CONSIGNE A. Recopiez à l'identique, dans l'article sur les tensions du déconfinement, le passage allant de "Angoisse et insécurité" jusqu'à "affirme Catherine Verdier.".
CONSIGNE B. Indiquez si chacune des affirmations suivantes concorde avec l'article sur les tensions du déconfinement, en répondant par oui ou par non et en citant textuellement les mots qui tranchent. (i) La soirée organisée par Céline a finalement été annulée. (ii) Céline a 33 ans et habite en banlieue parisienne. (iii) Selon Catherine Verdier, les avis d'experts sont unanimes.
CONSIGNE C. Reprenez l'article sur les tensions du déconfinement après sa dernière phrase et poursuivez-le.

TEXTE À ANALYSER.
++++

Céline, elle, voulait simplement être rassurée par ses amis. Le soir du déconfinement, le 11 mai, elle organisait une soirée chez elle. Au total, une dizaine de personnes, son conjoint et elle compris, se retrouvaient enfin après deux mois de séparation. Mais la veille, la jeune femme de 33 ans habitant en banlieue parisienne commence à se poser des questions. Est-ce une bonne idée de se retrouver? Et surtout, comment? Dans quelle mesure respecter les gestes barrières?
Extériorisation de la frustration
“La veille, je leur ai envoyé un message pour leur demander si c’était bien raisonnable, et pour savoir comment on s’organisait. En fait, j’avais besoin d’être rassurée, de voir qu’on était sur la même longueur d’ondes, d’être sûre qu’on allait faire un minimum attention. Sauf qu’eux n’étaient pas inquiets et ne voulaient pas changer quoi que ce soit à notre façon d’interagir”, raconte-t-elle auprès du HuffPost.
Résultat, au lieu d’être apaisante, la discussion s’envenime. Interdiction de manger des chips dans le même saladier, prise de température sur le pas de la porte? Par écrit, le ton va crescendo. Céline finit par appeler l’ami avec lequel cela devenait le plus tendu histoire d’apaiser les choses. Le lendemain, la soirée est maintenue.
Pour la psychologue Catherine Verdier, contactée par Le HuffPost, rien d’anormal à ces disputes entre amis, au sein du couple ou de la famille. “Nous avons vécu confinés, avec beaucoup de frustrations, d’inquiétudes, d’angoisses, et nous sommes maintenant en train de changer de rythme. Toute cette frustration a besoin d’être extériorisée”, explique-t-elle.
Deuxième élément d’explication selon elle, l’incertitude. “Les avis d’experts sont tellement contradictoires que personne ne sait ce qui l’attend, ce qu’il faut faire. Remettre l’enfant à l’école? Porter un masque en toutes circonstances? Respecter tout le temps les gestes barrière? On nous dit d’être responsables, mais en l’absence de consensus général, ce sont les niveaux d’angoisse et de résilience de chacun qui émergent”, poursuit-elle.
Angoisse et insécurité
Le confinement a agi comme une sorte de bulle protectrice qui éclate aujourd’hui et libère toutes les angoisses accumulées pendant deux mois. “Tout ce qu’on voit émerger chez l’autre, c’est l’angoisse ou l’insécurité”, affirme Catherine Verdier.

++++

MATÉRIEL D'ÉTUDE.
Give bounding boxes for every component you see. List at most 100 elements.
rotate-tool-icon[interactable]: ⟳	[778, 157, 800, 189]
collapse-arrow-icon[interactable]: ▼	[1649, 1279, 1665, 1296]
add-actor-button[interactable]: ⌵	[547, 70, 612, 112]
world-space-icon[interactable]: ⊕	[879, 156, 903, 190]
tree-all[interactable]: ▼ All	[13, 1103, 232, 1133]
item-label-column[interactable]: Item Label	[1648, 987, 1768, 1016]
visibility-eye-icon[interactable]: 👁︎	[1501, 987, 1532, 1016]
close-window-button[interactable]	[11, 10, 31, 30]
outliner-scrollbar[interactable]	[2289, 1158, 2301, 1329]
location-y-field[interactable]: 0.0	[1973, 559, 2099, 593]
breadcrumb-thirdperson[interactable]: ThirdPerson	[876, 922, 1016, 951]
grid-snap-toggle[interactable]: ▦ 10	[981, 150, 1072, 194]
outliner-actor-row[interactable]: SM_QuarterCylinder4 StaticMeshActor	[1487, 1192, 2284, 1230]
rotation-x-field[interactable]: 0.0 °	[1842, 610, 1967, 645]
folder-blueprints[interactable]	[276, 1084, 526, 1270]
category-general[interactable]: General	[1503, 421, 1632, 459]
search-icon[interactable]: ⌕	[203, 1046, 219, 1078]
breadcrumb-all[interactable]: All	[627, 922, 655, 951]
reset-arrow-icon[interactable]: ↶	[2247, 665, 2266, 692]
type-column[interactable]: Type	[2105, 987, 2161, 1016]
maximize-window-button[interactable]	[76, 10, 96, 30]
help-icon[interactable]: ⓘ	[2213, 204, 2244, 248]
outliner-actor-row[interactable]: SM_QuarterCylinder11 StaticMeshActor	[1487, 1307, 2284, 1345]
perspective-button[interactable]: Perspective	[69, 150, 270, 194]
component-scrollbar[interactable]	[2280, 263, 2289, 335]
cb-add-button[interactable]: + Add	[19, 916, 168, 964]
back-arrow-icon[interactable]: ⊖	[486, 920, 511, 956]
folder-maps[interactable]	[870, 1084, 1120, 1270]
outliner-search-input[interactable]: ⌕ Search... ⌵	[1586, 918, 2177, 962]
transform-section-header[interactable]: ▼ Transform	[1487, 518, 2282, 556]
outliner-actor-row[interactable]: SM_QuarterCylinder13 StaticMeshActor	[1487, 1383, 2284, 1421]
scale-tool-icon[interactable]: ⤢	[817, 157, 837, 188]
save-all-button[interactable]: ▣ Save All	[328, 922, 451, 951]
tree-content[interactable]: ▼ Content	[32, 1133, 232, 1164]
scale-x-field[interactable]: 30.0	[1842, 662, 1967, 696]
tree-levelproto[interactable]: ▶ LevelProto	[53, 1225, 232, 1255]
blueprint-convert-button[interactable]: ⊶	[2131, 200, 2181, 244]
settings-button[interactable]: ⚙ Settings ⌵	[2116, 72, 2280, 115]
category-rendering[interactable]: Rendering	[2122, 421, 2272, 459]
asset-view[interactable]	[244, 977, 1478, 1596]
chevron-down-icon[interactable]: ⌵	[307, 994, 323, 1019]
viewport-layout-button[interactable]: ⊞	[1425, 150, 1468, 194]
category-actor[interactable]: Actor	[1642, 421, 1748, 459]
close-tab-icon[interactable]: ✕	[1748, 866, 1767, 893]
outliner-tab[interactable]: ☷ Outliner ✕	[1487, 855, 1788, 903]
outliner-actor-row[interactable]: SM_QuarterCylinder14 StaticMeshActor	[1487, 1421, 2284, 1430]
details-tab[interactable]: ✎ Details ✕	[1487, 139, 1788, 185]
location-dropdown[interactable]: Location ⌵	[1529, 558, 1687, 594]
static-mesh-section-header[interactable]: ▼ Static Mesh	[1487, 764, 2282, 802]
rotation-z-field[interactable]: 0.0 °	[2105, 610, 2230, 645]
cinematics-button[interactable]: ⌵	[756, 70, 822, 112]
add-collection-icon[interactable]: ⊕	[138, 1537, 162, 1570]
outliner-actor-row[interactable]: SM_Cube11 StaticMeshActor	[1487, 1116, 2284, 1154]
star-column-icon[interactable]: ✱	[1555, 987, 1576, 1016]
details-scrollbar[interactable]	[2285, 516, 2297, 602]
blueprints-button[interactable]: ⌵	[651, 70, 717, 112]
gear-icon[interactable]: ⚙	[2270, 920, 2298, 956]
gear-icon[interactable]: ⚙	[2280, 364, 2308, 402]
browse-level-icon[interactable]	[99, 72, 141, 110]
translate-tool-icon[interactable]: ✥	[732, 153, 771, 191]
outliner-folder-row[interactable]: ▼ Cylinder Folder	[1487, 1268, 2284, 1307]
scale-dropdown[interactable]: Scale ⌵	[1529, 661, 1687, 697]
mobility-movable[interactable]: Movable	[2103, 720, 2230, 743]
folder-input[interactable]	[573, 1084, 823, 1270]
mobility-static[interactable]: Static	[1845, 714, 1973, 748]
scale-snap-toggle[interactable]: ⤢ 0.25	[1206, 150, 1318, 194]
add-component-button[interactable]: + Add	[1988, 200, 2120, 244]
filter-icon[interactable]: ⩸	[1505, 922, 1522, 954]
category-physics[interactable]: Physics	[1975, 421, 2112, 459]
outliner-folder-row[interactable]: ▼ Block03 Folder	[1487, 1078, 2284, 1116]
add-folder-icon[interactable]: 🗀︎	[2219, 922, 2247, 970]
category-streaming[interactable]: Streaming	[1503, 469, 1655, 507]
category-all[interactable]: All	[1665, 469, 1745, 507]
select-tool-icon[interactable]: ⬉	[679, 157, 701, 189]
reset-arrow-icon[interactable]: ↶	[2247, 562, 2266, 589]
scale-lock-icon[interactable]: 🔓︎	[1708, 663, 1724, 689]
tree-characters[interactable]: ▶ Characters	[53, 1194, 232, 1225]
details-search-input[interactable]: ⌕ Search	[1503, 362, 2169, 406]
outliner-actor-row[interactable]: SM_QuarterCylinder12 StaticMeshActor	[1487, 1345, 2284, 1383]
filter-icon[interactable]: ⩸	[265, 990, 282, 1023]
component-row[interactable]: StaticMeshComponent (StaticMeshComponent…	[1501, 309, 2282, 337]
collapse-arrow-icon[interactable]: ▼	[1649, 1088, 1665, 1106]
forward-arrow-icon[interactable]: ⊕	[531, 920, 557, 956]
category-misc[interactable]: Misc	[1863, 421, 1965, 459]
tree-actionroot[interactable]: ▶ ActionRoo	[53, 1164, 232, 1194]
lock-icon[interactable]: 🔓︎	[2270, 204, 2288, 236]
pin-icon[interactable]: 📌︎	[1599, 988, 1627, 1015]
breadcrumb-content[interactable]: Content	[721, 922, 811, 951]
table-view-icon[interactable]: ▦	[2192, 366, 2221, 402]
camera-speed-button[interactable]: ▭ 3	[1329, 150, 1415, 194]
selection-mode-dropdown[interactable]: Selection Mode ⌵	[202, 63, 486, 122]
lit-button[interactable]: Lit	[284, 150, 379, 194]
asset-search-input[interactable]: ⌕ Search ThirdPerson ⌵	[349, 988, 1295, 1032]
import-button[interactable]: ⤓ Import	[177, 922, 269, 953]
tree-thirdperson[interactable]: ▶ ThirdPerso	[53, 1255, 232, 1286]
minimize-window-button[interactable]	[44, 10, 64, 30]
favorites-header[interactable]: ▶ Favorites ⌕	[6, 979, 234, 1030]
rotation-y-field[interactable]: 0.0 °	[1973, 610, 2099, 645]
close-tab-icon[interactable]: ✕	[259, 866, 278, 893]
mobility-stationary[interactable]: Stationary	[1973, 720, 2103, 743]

++++

RÉSULTAT A.
Angoisse et insécurité
Le confinement a agi comme une sorte de bulle protectrice qui éclate aujourd’hui et libère toutes les angoisses accumulées pendant deux mois. “Tout ce qu’on voit émerger chez l’autre, c’est l’angoisse ou l’insécurité”, affirme Catherine Verdier.

RÉSULTAT B.
(i) Non : « Le lendemain, la soirée est maintenue. »
(ii) Oui : « la jeune femme de 33 ans habitant en banlieue parisienne »
(iii) Non : « Les avis d’experts sont tellement contradictoires que personne ne sait ce qui l’attend, ce qu’il faut faire. »

RÉSULTAT C.
Cette angoisse, Mélina, 46 ans, a pu en constater différents niveaux au sein de sa famille. Entre son compagnon, très stressé, et elle, plutôt zen, contrairement à son habitude, cela a même créé quelques tensions. “On n’a pas le même niveau de vigilance. Lui prend beaucoup de précautions, laisse tous ses vêtements de côté quand il rentre du travail. Alors que moi j’essaye de minimiser, de dédramatiser pour que ce soit moins anxiogène. Je tente de tempérer, de ne pas trop en faire. Je dis qu’on n’est pas en sucre”, raconte-t-elle au HuffPost.
Très vite, dès le confinement, elle s’est aperçue du désaccord. Leur stratégie? Passer à autre chose. “C’est un sujet de tensions, mais pas de disputes. On ne se voit pas différemment à cause de ça”, tempère-t-elle.
Tout le monde ne parvient pas à prendre autant de recul sur la situation. Dans cet article de L’Obs sur des amitiés amochées par l’épreuve de l’épidémie, certaines personnes témoignent d’avoir “un peu coupé les ponts” ou de voir l’image de leurs amis “abîmée”. Quand d’autres vont jusqu’à se questionner sur le sens même de l’amitié.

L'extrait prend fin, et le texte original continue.